### What to do:
Find each line with "peak" and copy it.

### Listing:
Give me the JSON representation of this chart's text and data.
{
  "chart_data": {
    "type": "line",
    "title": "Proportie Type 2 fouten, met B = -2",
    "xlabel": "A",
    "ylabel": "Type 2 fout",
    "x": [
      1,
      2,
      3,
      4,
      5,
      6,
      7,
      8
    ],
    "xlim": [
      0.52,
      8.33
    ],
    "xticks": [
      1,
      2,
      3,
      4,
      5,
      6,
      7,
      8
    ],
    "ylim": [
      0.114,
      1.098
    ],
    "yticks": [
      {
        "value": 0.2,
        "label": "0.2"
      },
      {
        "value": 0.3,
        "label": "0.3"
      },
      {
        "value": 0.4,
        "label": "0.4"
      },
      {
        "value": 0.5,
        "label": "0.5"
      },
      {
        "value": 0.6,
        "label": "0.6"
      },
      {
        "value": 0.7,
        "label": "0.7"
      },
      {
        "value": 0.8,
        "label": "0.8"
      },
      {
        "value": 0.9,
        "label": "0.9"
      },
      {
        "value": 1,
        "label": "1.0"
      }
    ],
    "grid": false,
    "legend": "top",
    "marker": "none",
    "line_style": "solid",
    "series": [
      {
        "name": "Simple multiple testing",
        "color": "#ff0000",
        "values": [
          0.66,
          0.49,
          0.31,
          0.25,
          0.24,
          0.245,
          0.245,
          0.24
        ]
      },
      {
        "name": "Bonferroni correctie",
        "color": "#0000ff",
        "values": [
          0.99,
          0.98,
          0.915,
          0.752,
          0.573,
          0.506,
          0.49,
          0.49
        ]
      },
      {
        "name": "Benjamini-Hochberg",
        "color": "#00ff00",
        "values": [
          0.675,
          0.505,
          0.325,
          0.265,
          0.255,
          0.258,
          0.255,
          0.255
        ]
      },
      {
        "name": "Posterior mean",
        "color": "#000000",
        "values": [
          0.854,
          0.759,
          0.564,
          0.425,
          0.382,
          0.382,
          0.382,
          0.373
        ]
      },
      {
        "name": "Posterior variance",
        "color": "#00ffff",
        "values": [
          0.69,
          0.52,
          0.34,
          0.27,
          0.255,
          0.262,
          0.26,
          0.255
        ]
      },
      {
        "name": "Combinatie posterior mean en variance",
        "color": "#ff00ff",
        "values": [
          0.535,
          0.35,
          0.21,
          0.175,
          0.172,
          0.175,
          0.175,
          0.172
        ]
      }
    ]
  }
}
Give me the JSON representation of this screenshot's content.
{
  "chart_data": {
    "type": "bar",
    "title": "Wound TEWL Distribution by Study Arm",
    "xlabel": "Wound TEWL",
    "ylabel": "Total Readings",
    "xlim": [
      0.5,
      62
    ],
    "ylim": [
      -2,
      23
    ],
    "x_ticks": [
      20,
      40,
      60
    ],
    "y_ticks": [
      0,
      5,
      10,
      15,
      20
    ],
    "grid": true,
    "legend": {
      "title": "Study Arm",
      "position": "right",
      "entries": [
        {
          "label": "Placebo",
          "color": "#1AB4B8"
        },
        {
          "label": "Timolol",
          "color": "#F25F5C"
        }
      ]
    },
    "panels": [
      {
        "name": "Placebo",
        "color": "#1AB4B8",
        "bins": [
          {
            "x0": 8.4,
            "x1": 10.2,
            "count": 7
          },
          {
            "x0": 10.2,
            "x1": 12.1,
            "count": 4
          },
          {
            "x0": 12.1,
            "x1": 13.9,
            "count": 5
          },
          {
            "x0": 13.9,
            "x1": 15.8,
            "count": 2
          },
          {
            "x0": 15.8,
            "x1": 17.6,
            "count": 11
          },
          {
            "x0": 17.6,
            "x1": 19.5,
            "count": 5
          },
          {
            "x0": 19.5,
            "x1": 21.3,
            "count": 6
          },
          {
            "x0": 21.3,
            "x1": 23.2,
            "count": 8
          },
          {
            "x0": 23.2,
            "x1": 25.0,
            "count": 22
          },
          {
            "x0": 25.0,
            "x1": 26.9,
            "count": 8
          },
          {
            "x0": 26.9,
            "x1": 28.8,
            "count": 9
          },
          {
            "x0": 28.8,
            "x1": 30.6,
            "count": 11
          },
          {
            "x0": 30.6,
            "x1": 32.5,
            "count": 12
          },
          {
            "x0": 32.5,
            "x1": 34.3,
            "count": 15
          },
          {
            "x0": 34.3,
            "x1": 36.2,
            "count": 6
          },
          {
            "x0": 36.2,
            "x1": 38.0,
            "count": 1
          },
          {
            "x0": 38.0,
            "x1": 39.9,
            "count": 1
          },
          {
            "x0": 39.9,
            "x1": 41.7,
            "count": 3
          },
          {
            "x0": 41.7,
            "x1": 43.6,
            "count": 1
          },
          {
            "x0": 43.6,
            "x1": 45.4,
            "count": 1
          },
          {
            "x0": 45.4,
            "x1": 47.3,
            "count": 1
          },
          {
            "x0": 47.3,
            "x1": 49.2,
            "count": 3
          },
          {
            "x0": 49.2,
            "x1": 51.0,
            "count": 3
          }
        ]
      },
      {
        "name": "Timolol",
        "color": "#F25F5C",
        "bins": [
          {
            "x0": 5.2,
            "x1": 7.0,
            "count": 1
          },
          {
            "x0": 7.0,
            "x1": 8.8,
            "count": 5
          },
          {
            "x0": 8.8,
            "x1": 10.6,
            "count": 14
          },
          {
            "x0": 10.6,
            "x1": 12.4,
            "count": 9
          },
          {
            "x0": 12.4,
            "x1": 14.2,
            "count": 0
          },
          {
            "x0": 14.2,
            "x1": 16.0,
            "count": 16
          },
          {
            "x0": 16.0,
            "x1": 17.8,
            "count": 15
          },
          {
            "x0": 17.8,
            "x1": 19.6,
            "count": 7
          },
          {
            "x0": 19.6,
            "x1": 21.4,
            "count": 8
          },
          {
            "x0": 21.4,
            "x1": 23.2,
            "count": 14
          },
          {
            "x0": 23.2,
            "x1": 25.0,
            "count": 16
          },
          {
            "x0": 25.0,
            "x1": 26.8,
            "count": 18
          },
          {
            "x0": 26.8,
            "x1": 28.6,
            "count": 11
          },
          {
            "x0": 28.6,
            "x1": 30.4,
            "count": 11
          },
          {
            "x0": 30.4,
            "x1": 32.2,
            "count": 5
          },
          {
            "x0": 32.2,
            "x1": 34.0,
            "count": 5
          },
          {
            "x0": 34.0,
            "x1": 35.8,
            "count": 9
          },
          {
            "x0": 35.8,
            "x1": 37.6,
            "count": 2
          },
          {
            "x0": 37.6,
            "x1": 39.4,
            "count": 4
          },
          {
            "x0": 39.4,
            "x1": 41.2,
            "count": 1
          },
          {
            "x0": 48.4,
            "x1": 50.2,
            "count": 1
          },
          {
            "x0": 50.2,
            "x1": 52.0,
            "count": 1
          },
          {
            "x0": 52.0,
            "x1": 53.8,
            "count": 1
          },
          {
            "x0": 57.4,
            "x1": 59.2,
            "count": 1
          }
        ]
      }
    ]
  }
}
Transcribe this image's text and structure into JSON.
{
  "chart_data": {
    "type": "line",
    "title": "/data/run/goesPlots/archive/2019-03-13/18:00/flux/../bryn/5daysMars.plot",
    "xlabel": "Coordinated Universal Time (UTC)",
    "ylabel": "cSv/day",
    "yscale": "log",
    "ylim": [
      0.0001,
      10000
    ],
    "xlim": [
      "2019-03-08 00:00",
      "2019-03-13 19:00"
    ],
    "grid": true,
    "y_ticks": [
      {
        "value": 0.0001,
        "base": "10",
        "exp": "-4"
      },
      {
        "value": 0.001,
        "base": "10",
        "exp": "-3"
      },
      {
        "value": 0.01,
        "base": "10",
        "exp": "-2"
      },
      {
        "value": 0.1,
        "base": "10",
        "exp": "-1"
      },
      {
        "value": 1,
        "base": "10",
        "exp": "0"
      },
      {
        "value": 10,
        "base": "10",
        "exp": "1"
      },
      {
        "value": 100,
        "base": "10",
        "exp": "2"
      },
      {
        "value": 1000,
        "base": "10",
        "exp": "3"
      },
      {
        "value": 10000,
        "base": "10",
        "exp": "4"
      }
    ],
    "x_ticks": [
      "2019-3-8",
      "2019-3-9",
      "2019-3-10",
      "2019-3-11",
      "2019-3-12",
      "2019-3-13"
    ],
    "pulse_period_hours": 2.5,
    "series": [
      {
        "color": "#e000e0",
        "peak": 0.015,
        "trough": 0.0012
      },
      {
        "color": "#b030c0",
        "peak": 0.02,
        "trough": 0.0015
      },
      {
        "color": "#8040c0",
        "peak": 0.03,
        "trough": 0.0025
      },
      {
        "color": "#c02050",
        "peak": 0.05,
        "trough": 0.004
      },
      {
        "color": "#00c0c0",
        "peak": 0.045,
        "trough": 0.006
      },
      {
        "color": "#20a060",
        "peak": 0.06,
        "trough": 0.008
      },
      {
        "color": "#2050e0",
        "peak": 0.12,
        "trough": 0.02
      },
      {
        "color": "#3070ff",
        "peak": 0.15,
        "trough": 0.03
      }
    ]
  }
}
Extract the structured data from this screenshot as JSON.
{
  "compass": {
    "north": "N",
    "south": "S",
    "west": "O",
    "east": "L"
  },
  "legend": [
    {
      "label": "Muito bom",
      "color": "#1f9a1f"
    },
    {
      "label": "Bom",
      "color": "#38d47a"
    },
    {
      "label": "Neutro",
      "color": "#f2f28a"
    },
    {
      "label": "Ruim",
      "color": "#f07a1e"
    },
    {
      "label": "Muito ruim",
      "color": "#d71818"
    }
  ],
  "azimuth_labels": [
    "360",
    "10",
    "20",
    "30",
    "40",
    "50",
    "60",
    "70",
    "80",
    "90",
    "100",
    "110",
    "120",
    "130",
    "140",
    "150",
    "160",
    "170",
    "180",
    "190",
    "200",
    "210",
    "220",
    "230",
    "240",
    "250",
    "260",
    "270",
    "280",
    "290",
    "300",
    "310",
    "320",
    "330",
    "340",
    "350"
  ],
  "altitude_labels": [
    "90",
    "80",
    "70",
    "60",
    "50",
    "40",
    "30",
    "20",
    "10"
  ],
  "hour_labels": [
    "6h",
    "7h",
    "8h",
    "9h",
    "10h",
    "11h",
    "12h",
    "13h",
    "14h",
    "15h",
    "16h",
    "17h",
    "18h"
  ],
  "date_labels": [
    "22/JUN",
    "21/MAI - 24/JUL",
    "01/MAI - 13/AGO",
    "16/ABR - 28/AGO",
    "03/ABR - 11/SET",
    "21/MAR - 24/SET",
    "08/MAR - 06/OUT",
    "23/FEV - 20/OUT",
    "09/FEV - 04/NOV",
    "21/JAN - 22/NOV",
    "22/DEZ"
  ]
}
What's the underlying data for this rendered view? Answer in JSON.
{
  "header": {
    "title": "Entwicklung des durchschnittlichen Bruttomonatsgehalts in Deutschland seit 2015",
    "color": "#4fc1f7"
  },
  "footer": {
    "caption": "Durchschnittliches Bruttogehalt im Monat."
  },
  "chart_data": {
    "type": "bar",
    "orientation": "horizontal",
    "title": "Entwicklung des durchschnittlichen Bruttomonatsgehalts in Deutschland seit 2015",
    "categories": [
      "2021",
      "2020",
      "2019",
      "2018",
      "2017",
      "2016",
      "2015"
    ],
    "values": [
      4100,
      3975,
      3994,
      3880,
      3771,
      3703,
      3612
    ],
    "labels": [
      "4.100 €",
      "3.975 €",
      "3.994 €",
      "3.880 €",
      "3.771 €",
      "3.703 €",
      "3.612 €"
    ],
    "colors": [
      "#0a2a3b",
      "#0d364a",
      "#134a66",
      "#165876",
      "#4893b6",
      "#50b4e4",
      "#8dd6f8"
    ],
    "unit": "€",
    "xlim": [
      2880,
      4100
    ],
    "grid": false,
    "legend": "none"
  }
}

### Answer for this exercise:
        "peak": 0.015,
        "peak": 0.02,
        "peak": 0.03,
        "peak": 0.05,
        "peak": 0.045,
        "peak": 0.06,
        "peak": 0.12,
        "peak": 0.15,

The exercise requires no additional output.